GIVEN REQUEST: Write the records out again, precisely as they stand.

(Collected data)
## Begin
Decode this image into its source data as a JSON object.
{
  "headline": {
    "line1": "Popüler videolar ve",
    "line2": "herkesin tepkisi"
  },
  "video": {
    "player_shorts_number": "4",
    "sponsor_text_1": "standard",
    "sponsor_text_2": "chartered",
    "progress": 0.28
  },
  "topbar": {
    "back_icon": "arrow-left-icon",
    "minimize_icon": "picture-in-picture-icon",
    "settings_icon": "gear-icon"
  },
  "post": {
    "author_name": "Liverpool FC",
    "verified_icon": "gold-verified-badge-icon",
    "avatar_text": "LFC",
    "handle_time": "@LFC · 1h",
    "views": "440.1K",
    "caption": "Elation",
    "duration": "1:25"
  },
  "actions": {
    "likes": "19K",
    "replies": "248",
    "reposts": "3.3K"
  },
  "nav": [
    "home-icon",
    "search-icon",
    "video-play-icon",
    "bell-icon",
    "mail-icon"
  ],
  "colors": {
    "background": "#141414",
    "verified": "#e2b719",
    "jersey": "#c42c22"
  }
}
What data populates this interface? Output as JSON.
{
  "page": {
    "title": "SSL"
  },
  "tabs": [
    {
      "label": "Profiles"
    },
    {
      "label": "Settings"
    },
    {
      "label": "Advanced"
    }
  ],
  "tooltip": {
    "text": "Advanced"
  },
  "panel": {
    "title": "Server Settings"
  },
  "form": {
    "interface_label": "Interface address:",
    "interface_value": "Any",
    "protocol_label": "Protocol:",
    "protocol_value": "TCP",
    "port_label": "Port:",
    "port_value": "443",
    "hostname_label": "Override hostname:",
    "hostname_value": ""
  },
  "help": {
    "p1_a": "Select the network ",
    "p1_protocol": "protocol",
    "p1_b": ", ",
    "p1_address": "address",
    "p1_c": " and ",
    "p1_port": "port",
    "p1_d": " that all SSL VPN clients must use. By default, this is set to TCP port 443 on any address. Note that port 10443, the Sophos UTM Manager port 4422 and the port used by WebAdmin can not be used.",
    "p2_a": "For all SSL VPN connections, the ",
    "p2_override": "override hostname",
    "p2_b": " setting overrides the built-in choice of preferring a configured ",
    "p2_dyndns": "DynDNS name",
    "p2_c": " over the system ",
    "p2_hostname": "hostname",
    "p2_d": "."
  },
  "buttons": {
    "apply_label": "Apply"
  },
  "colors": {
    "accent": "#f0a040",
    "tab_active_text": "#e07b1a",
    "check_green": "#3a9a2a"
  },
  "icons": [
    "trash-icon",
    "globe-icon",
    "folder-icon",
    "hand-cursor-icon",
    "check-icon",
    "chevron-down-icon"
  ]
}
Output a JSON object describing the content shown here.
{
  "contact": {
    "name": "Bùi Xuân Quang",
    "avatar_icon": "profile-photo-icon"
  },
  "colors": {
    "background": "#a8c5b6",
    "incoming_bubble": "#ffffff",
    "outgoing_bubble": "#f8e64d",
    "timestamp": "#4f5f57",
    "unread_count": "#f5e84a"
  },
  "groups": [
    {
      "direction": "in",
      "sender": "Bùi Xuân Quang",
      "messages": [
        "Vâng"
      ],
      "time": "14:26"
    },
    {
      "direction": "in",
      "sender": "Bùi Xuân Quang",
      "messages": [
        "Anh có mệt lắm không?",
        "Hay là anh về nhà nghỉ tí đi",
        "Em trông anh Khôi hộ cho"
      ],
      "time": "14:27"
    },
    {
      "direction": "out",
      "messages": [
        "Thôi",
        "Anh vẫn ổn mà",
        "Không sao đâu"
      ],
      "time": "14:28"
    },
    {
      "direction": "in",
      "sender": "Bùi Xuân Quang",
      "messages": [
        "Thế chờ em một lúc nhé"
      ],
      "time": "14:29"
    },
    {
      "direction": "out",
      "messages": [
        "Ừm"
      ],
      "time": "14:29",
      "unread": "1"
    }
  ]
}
## End
REPLY:
Decode this image into its source data as a JSON object.
{
  "headline": {
    "line1": "Popüler videolar ve",
    "line2": "herkesin tepkisi"
  },
  "video": {
    "player_shorts_number": "4",
    "sponsor_text_1": "standard",
    "sponsor_text_2": "chartered",
    "progress": 0.28
  },
  "topbar": {
    "back_icon": "arrow-left-icon",
    "minimize_icon": "picture-in-picture-icon",
    "settings_icon": "gear-icon"
  },
  "post": {
    "author_name": "Liverpool FC",
    "verified_icon": "gold-verified-badge-icon",
    "avatar_text": "LFC",
    "handle_time": "@LFC · 1h",
    "views": "440.1K",
    "caption": "Elation",
    "duration": "1:25"
  },
  "actions": {
    "likes": "19K",
    "replies": "248",
    "reposts": "3.3K"
  },
  "nav": [
    "home-icon",
    "search-icon",
    "video-play-icon",
    "bell-icon",
    "mail-icon"
  ],
  "colors": {
    "background": "#141414",
    "verified": "#e2b719",
    "jersey": "#c42c22"
  }
}
What data populates this interface? Output as JSON.
{
  "page": {
    "title": "SSL"
  },
  "tabs": [
    {
      "label": "Profiles"
    },
    {
      "label": "Settings"
    },
    {
      "label": "Advanced"
    }
  ],
  "tooltip": {
    "text": "Advanced"
  },
  "panel": {
    "title": "Server Settings"
  },
  "form": {
    "interface_label": "Interface address:",
    "interface_value": "Any",
    "protocol_label": "Protocol:",
    "protocol_value": "TCP",
    "port_label": "Port:",
    "port_value": "443",
    "hostname_label": "Override hostname:",
    "hostname_value": ""
  },
  "help": {
    "p1_a": "Select the network ",
    "p1_protocol": "protocol",
    "p1_b": ", ",
    "p1_address": "address",
    "p1_c": " and ",
    "p1_port": "port",
    "p1_d": " that all SSL VPN clients must use. By default, this is set to TCP port 443 on any address. Note that port 10443, the Sophos UTM Manager port 4422 and the port used by WebAdmin can not be used.",
    "p2_a": "For all SSL VPN connections, the ",
    "p2_override": "override hostname",
    "p2_b": " setting overrides the built-in choice of preferring a configured ",
    "p2_dyndns": "DynDNS name",
    "p2_c": " over the system ",
    "p2_hostname": "hostname",
    "p2_d": "."
  },
  "buttons": {
    "apply_label": "Apply"
  },
  "colors": {
    "accent": "#f0a040",
    "tab_active_text": "#e07b1a",
    "check_green": "#3a9a2a"
  },
  "icons": [
    "trash-icon",
    "globe-icon",
    "folder-icon",
    "hand-cursor-icon",
    "check-icon",
    "chevron-down-icon"
  ]
}
Output a JSON object describing the content shown here.
{
  "contact": {
    "name": "Bùi Xuân Quang",
    "avatar_icon": "profile-photo-icon"
  },
  "colors": {
    "background": "#a8c5b6",
    "incoming_bubble": "#ffffff",
    "outgoing_bubble": "#f8e64d",
    "timestamp": "#4f5f57",
    "unread_count": "#f5e84a"
  },
  "groups": [
    {
      "direction": "in",
      "sender": "Bùi Xuân Quang",
      "messages": [
        "Vâng"
      ],
      "time": "14:26"
    },
    {
      "direction": "in",
      "sender": "Bùi Xuân Quang",
      "messages": [
        "Anh có mệt lắm không?",
        "Hay là anh về nhà nghỉ tí đi",
        "Em trông anh Khôi hộ cho"
      ],
      "time": "14:27"
    },
    {
      "direction": "out",
      "messages": [
        "Thôi",
        "Anh vẫn ổn mà",
        "Không sao đâu"
      ],
      "time": "14:28"
    },
    {
      "direction": "in",
      "sender": "Bùi Xuân Quang",
      "messages": [
        "Thế chờ em một lúc nhé"
      ],
      "time": "14:29"
    },
    {
      "direction": "out",
      "messages": [
        "Ừm"
      ],
      "time": "14:29",
      "unread": "1"
    }
  ]
}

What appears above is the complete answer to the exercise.